• [実施する作業]:
[1] 覚せい剤事件の公判を伝える本文について、「今回もまた同じ覚せい剤取締法違反で裁判を受けることとなった」に始まり「そこまで分かっていても止められない覚せい剤――。」に終わる部分を、「お母さん」を「お父さん」に置き換えたうえで改めて記してください。
[2] 覚せい剤事件の公判を伝える本文の続きを、最後の文の後から書き進めてください。

• [掲載本文]:
決意は本物か否か(覚せい剤取締法違反)(結び編)

過去に2度の覚せい剤使用で裁判を受けている被告。
今回もまた同じ覚せい剤取締法違反で裁判を受けることとなった
追い込まれた状況にある被告の決意から出た言葉――もう2度とやりません。
本当にもう2度とやらないのか。
その言葉を信じていない軽石検事からの被告人質問がはじまった。
+  +  +
「覚せい剤を使う時にお母さんの顔は浮かばなかったの?」
「使った後には浮かびました」
「覚せい剤を使う時に自分が執行猶予中であることは分かっていたの?」
「はい」
「どうなるか分かってる?」
「前の年数と今回の年数を足した年数を刑務所の中に居ることになる」
「それを分かってて使ったのですか?」
「はい」
そこまで分かっていても止められない覚せい剤――。
それが覚せい剤なのであろう。

「どうしたら覚せい剤を止められると思いますか?」

• [記録データ]:
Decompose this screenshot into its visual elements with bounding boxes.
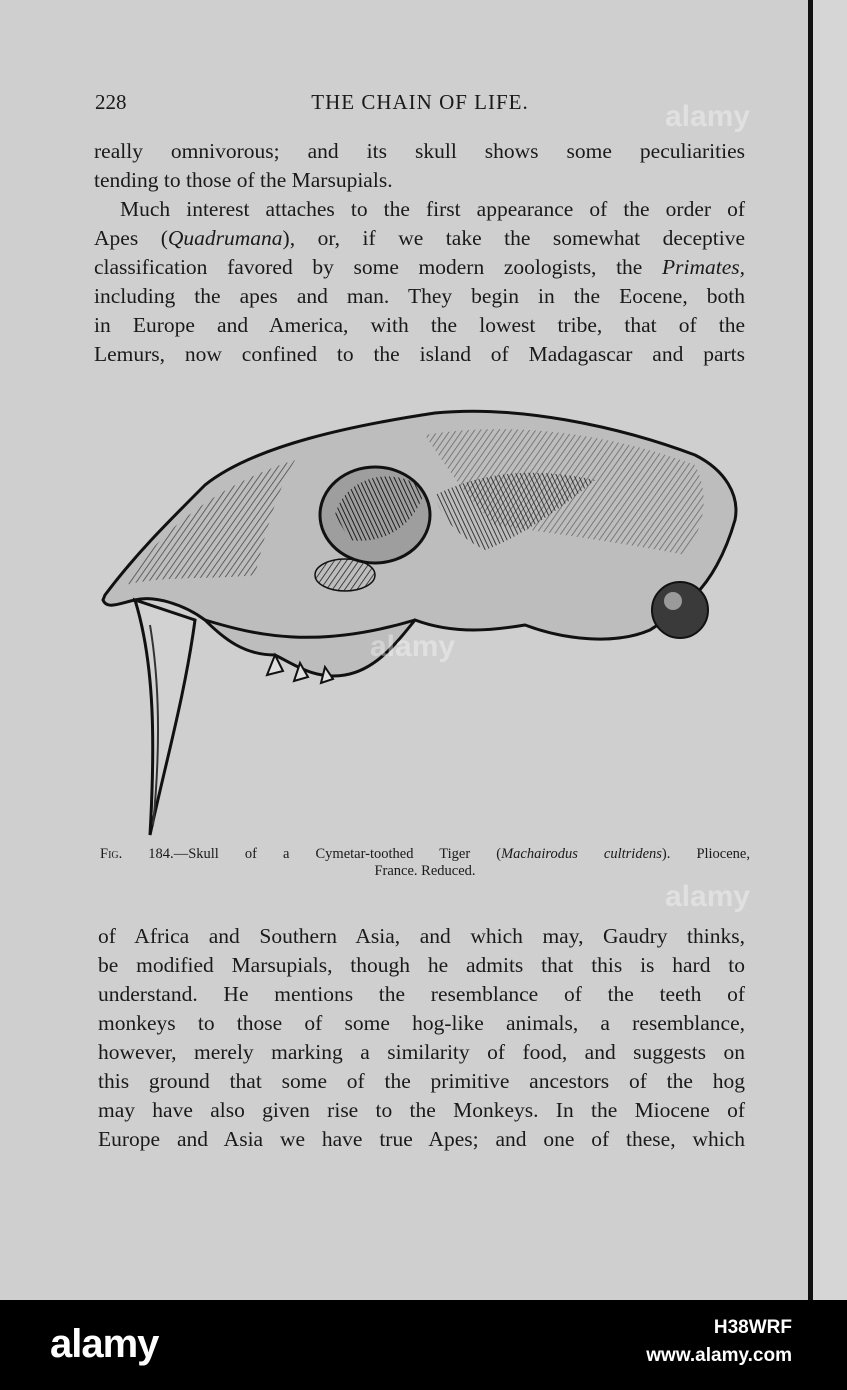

• [解答一覧]:
[1]
今回もまた同じ覚せい剤取締法違反で裁判を受けることとなった
追い込まれた状況にある被告の決意から出た言葉――もう2度とやりません。
本当にもう2度とやらないのか。
その言葉を信じていない軽石検事からの被告人質問がはじまった。
+  +  +
「覚せい剤を使う時にお父さんの顔は浮かばなかったの?」
「使った後には浮かびました」
「覚せい剤を使う時に自分が執行猶予中であることは分かっていたの?」
「はい」
「どうなるか分かってる?」
「前の年数と今回の年数を足した年数を刑務所の中に居ることになる」
「それを分かってて使ったのですか?」
「はい」
そこまで分かっていても止められない覚せい剤――。

[2]
「本当にもう母も年だし・・・。
これまでに親孝行ができていなかったので今後がそれをやっていきたいと思います。
次またやってしまうということは、母を殺すことと同じなので・・・」
この質問で勝負が決まった。
直前の質問では「母の顔は覚せい剤を使用する前には思い浮かばず、使用後に浮かんだ」と
自分の口で言ったばかり。
被告は覚せい剤を前にすると頭の中には大事にしている母の顔すら浮かばないのだ。
これは言い換えると、覚せい剤を目の前にすると、
もはや精神論ではストッパーにはならないことを裏付けているためだ。

「婚姻していますよね、その同居生活中、昨年に逮捕されていますよね?」「はい」
「何で?」「はい」
「覚せい剤?」「はい」
「今後はどうするの?」
「母の所で旦那と一緒に過ごします」
それを聞いた母親はどう思っただろうか。

「過去に覚せい剤を使っている人と付き合ったことはありますか?」「あります」
「その影響は?」「ないです」
そんなことはないはずだが・・・。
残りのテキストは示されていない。